Task details ▸
Identify the line in which "Read this page and output its text content." appears, then reproduce that line and all remaining lines of the records word for word.

— Start of Information shown —

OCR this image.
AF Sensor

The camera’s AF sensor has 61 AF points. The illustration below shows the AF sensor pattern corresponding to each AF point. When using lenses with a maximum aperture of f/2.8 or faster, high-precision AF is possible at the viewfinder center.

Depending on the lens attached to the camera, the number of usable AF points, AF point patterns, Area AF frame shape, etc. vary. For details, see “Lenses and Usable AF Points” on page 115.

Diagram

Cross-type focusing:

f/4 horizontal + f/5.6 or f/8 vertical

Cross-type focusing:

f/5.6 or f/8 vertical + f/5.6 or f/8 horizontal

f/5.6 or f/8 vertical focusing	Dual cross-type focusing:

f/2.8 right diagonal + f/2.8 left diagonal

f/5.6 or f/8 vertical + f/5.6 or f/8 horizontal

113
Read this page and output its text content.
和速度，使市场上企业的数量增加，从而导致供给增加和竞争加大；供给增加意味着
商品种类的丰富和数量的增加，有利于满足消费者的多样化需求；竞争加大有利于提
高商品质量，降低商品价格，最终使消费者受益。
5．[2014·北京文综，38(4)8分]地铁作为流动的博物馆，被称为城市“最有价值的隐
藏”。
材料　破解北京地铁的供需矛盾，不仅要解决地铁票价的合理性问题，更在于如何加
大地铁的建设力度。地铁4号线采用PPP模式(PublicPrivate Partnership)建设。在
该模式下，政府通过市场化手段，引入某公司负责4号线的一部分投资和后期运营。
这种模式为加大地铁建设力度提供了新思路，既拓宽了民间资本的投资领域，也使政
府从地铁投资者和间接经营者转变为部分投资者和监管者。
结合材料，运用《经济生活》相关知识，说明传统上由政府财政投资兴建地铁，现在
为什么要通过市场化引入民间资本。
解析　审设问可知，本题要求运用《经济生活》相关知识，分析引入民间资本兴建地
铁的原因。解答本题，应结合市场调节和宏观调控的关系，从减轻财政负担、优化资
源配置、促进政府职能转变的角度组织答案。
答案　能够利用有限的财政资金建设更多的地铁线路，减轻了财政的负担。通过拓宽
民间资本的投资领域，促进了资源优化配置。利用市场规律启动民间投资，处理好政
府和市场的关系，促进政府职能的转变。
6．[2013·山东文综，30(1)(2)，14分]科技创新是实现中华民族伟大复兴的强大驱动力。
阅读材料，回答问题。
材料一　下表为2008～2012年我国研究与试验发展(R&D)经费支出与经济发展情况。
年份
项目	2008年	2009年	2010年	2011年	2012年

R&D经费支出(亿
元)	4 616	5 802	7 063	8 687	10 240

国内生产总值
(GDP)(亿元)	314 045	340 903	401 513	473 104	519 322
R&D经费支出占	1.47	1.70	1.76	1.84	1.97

— End of Information shown —

Reply ▸
Read this page and output its text content.
和速度，使市场上企业的数量增加，从而导致供给增加和竞争加大；供给增加意味着
商品种类的丰富和数量的增加，有利于满足消费者的多样化需求；竞争加大有利于提
高商品质量，降低商品价格，最终使消费者受益。
5．[2014·北京文综，38(4)8分]地铁作为流动的博物馆，被称为城市“最有价值的隐
藏”。
材料　破解北京地铁的供需矛盾，不仅要解决地铁票价的合理性问题，更在于如何加
大地铁的建设力度。地铁4号线采用PPP模式(PublicPrivate Partnership)建设。在
该模式下，政府通过市场化手段，引入某公司负责4号线的一部分投资和后期运营。
这种模式为加大地铁建设力度提供了新思路，既拓宽了民间资本的投资领域，也使政
府从地铁投资者和间接经营者转变为部分投资者和监管者。
结合材料，运用《经济生活》相关知识，说明传统上由政府财政投资兴建地铁，现在
为什么要通过市场化引入民间资本。
解析　审设问可知，本题要求运用《经济生活》相关知识，分析引入民间资本兴建地
铁的原因。解答本题，应结合市场调节和宏观调控的关系，从减轻财政负担、优化资
源配置、促进政府职能转变的角度组织答案。
答案　能够利用有限的财政资金建设更多的地铁线路，减轻了财政的负担。通过拓宽
民间资本的投资领域，促进了资源优化配置。利用市场规律启动民间投资，处理好政
府和市场的关系，促进政府职能的转变。
6．[2013·山东文综，30(1)(2)，14分]科技创新是实现中华民族伟大复兴的强大驱动力。
阅读材料，回答问题。
材料一　下表为2008～2012年我国研究与试验发展(R&D)经费支出与经济发展情况。
年份
项目	2008年	2009年	2010年	2011年	2012年

R&D经费支出(亿
元)	4 616	5 802	7 063	8 687	10 240

国内生产总值
(GDP)(亿元)	314 045	340 903	401 513	473 104	519 322
R&D经费支出占	1.47	1.70	1.76	1.84	1.97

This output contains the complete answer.